**Work to do**. Write out all of the entries exactly as given.

Dataset items
▼

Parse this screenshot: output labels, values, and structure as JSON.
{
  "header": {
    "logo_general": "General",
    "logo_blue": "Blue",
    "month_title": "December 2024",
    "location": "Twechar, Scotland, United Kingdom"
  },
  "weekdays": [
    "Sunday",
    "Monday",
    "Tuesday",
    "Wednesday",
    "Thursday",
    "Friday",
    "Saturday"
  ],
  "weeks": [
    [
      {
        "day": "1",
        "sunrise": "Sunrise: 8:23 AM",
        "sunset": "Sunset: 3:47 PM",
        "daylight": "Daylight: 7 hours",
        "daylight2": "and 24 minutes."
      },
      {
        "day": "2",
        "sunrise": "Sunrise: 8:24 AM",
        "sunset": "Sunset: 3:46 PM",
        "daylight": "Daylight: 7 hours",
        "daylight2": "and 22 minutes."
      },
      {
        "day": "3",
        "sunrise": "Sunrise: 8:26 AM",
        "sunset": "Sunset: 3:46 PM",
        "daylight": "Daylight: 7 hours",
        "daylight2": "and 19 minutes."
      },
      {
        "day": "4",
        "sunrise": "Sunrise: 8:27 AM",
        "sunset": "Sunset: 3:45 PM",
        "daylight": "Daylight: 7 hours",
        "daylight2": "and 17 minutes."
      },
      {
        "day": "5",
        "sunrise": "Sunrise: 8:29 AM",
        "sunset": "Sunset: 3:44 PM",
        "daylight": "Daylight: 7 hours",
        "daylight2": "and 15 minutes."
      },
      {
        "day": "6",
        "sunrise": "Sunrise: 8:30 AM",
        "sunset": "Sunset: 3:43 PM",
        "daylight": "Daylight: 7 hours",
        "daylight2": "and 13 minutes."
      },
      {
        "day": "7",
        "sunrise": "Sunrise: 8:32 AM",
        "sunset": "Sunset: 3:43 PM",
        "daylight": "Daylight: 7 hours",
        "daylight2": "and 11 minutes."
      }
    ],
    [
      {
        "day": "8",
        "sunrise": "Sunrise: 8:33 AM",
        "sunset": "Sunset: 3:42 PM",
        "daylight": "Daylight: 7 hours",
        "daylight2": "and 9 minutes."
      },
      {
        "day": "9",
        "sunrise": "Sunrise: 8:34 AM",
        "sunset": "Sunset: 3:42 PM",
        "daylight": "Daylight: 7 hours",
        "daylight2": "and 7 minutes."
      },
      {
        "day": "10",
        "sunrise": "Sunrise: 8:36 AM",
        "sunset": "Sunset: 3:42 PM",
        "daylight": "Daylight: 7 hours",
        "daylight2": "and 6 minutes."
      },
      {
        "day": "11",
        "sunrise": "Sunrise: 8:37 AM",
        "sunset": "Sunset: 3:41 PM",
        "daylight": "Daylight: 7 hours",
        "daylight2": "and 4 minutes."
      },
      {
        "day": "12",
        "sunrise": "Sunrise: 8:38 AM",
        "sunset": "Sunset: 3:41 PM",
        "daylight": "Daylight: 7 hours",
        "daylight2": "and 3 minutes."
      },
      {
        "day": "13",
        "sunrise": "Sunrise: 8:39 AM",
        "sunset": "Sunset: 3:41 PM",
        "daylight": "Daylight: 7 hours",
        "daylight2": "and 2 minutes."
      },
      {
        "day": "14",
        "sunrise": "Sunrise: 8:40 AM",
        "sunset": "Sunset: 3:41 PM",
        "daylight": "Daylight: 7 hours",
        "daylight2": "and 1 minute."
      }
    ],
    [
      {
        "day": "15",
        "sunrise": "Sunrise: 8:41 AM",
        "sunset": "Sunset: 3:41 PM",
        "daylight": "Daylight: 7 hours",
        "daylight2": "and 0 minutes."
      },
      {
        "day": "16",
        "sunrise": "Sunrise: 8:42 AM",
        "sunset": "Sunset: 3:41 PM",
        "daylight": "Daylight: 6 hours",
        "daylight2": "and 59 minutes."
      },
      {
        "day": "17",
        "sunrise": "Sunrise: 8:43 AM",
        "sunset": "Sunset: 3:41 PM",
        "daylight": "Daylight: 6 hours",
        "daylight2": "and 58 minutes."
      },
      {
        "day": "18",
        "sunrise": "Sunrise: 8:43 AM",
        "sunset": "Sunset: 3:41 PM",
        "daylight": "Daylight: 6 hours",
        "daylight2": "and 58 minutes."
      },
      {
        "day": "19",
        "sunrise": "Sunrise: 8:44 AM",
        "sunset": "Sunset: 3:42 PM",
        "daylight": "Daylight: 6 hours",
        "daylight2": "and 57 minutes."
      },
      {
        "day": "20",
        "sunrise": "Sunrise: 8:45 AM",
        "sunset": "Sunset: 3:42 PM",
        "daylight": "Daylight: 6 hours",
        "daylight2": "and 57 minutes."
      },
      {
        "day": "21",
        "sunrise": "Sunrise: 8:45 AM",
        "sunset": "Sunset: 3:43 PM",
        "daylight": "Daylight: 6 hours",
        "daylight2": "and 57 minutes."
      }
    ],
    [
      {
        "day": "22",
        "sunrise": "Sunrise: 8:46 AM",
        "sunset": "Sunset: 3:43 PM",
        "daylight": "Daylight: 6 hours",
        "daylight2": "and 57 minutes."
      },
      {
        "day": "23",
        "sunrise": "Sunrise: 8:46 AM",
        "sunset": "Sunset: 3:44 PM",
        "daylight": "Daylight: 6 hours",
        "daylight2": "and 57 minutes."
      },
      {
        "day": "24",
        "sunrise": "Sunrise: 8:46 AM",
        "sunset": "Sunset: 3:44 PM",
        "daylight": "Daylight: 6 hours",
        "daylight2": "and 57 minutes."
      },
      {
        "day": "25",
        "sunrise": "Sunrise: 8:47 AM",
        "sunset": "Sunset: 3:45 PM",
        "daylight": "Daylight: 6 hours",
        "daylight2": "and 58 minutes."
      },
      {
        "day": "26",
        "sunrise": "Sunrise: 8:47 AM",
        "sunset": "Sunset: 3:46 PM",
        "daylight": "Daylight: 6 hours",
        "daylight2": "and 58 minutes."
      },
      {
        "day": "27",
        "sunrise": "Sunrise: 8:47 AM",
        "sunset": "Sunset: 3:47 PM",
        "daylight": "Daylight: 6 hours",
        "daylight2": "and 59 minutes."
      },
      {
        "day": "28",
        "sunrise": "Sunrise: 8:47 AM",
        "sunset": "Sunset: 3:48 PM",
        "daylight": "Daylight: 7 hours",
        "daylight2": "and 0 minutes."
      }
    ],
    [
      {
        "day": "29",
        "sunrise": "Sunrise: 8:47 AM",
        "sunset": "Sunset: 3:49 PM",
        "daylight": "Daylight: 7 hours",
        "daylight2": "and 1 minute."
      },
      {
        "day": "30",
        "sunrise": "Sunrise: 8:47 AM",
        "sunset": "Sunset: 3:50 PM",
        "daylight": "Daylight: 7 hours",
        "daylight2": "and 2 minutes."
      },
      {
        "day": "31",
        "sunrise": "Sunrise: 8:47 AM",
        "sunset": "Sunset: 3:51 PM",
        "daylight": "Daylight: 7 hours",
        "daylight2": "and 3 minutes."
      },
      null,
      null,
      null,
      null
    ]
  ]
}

▲

**Output for this exercise**.
Parse this screenshot: output labels, values, and structure as JSON.
{
  "header": {
    "logo_general": "General",
    "logo_blue": "Blue",
    "month_title": "December 2024",
    "location": "Twechar, Scotland, United Kingdom"
  },
  "weekdays": [
    "Sunday",
    "Monday",
    "Tuesday",
    "Wednesday",
    "Thursday",
    "Friday",
    "Saturday"
  ],
  "weeks": [
    [
      {
        "day": "1",
        "sunrise": "Sunrise: 8:23 AM",
        "sunset": "Sunset: 3:47 PM",
        "daylight": "Daylight: 7 hours",
        "daylight2": "and 24 minutes."
      },
      {
        "day": "2",
        "sunrise": "Sunrise: 8:24 AM",
        "sunset": "Sunset: 3:46 PM",
        "daylight": "Daylight: 7 hours",
        "daylight2": "and 22 minutes."
      },
      {
        "day": "3",
        "sunrise": "Sunrise: 8:26 AM",
        "sunset": "Sunset: 3:46 PM",
        "daylight": "Daylight: 7 hours",
        "daylight2": "and 19 minutes."
      },
      {
        "day": "4",
        "sunrise": "Sunrise: 8:27 AM",
        "sunset": "Sunset: 3:45 PM",
        "daylight": "Daylight: 7 hours",
        "daylight2": "and 17 minutes."
      },
      {
        "day": "5",
        "sunrise": "Sunrise: 8:29 AM",
        "sunset": "Sunset: 3:44 PM",
        "daylight": "Daylight: 7 hours",
        "daylight2": "and 15 minutes."
      },
      {
        "day": "6",
        "sunrise": "Sunrise: 8:30 AM",
        "sunset": "Sunset: 3:43 PM",
        "daylight": "Daylight: 7 hours",
        "daylight2": "and 13 minutes."
      },
      {
        "day": "7",
        "sunrise": "Sunrise: 8:32 AM",
        "sunset": "Sunset: 3:43 PM",
        "daylight": "Daylight: 7 hours",
        "daylight2": "and 11 minutes."
      }
    ],
    [
      {
        "day": "8",
        "sunrise": "Sunrise: 8:33 AM",
        "sunset": "Sunset: 3:42 PM",
        "daylight": "Daylight: 7 hours",
        "daylight2": "and 9 minutes."
      },
      {
        "day": "9",
        "sunrise": "Sunrise: 8:34 AM",
        "sunset": "Sunset: 3:42 PM",
        "daylight": "Daylight: 7 hours",
        "daylight2": "and 7 minutes."
      },
      {
        "day": "10",
        "sunrise": "Sunrise: 8:36 AM",
        "sunset": "Sunset: 3:42 PM",
        "daylight": "Daylight: 7 hours",
        "daylight2": "and 6 minutes."
      },
      {
        "day": "11",
        "sunrise": "Sunrise: 8:37 AM",
        "sunset": "Sunset: 3:41 PM",
        "daylight": "Daylight: 7 hours",
        "daylight2": "and 4 minutes."
      },
      {
        "day": "12",
        "sunrise": "Sunrise: 8:38 AM",
        "sunset": "Sunset: 3:41 PM",
        "daylight": "Daylight: 7 hours",
        "daylight2": "and 3 minutes."
      },
      {
        "day": "13",
        "sunrise": "Sunrise: 8:39 AM",
        "sunset": "Sunset: 3:41 PM",
        "daylight": "Daylight: 7 hours",
        "daylight2": "and 2 minutes."
      },
      {
        "day": "14",
        "sunrise": "Sunrise: 8:40 AM",
        "sunset": "Sunset: 3:41 PM",
        "daylight": "Daylight: 7 hours",
        "daylight2": "and 1 minute."
      }
    ],
    [
      {
        "day": "15",
        "sunrise": "Sunrise: 8:41 AM",
        "sunset": "Sunset: 3:41 PM",
        "daylight": "Daylight: 7 hours",
        "daylight2": "and 0 minutes."
      },
      {
        "day": "16",
        "sunrise": "Sunrise: 8:42 AM",
        "sunset": "Sunset: 3:41 PM",
        "daylight": "Daylight: 6 hours",
        "daylight2": "and 59 minutes."
      },
      {
        "day": "17",
        "sunrise": "Sunrise: 8:43 AM",
        "sunset": "Sunset: 3:41 PM",
        "daylight": "Daylight: 6 hours",
        "daylight2": "and 58 minutes."
      },
      {
        "day": "18",
        "sunrise": "Sunrise: 8:43 AM",
        "sunset": "Sunset: 3:41 PM",
        "daylight": "Daylight: 6 hours",
        "daylight2": "and 58 minutes."
      },
      {
        "day": "19",
        "sunrise": "Sunrise: 8:44 AM",
        "sunset": "Sunset: 3:42 PM",
        "daylight": "Daylight: 6 hours",
        "daylight2": "and 57 minutes."
      },
      {
        "day": "20",
        "sunrise": "Sunrise: 8:45 AM",
        "sunset": "Sunset: 3:42 PM",
        "daylight": "Daylight: 6 hours",
        "daylight2": "and 57 minutes."
      },
      {
        "day": "21",
        "sunrise": "Sunrise: 8:45 AM",
        "sunset": "Sunset: 3:43 PM",
        "daylight": "Daylight: 6 hours",
        "daylight2": "and 57 minutes."
      }
    ],
    [
      {
        "day": "22",
        "sunrise": "Sunrise: 8:46 AM",
        "sunset": "Sunset: 3:43 PM",
        "daylight": "Daylight: 6 hours",
        "daylight2": "and 57 minutes."
      },
      {
        "day": "23",
        "sunrise": "Sunrise: 8:46 AM",
        "sunset": "Sunset: 3:44 PM",
        "daylight": "Daylight: 6 hours",
        "daylight2": "and 57 minutes."
      },
      {
        "day": "24",
        "sunrise": "Sunrise: 8:46 AM",
        "sunset": "Sunset: 3:44 PM",
        "daylight": "Daylight: 6 hours",
        "daylight2": "and 57 minutes."
      },
      {
        "day": "25",
        "sunrise": "Sunrise: 8:47 AM",
        "sunset": "Sunset: 3:45 PM",
        "daylight": "Daylight: 6 hours",
        "daylight2": "and 58 minutes."
      },
      {
        "day": "26",
        "sunrise": "Sunrise: 8:47 AM",
        "sunset": "Sunset: 3:46 PM",
        "daylight": "Daylight: 6 hours",
        "daylight2": "and 58 minutes."
      },
      {
        "day": "27",
        "sunrise": "Sunrise: 8:47 AM",
        "sunset": "Sunset: 3:47 PM",
        "daylight": "Daylight: 6 hours",
        "daylight2": "and 59 minutes."
      },
      {
        "day": "28",
        "sunrise": "Sunrise: 8:47 AM",
        "sunset": "Sunset: 3:48 PM",
        "daylight": "Daylight: 7 hours",
        "daylight2": "and 0 minutes."
      }
    ],
    [
      {
        "day": "29",
        "sunrise": "Sunrise: 8:47 AM",
        "sunset": "Sunset: 3:49 PM",
        "daylight": "Daylight: 7 hours",
        "daylight2": "and 1 minute."
      },
      {
        "day": "30",
        "sunrise": "Sunrise: 8:47 AM",
        "sunset": "Sunset: 3:50 PM",
        "daylight": "Daylight: 7 hours",
        "daylight2": "and 2 minutes."
      },
      {
        "day": "31",
        "sunrise": "Sunrise: 8:47 AM",
        "sunset": "Sunset: 3:51 PM",
        "daylight": "Daylight: 7 hours",
        "daylight2": "and 3 minutes."
      },
      null,
      null,
      null,
      null
    ]
  ]
}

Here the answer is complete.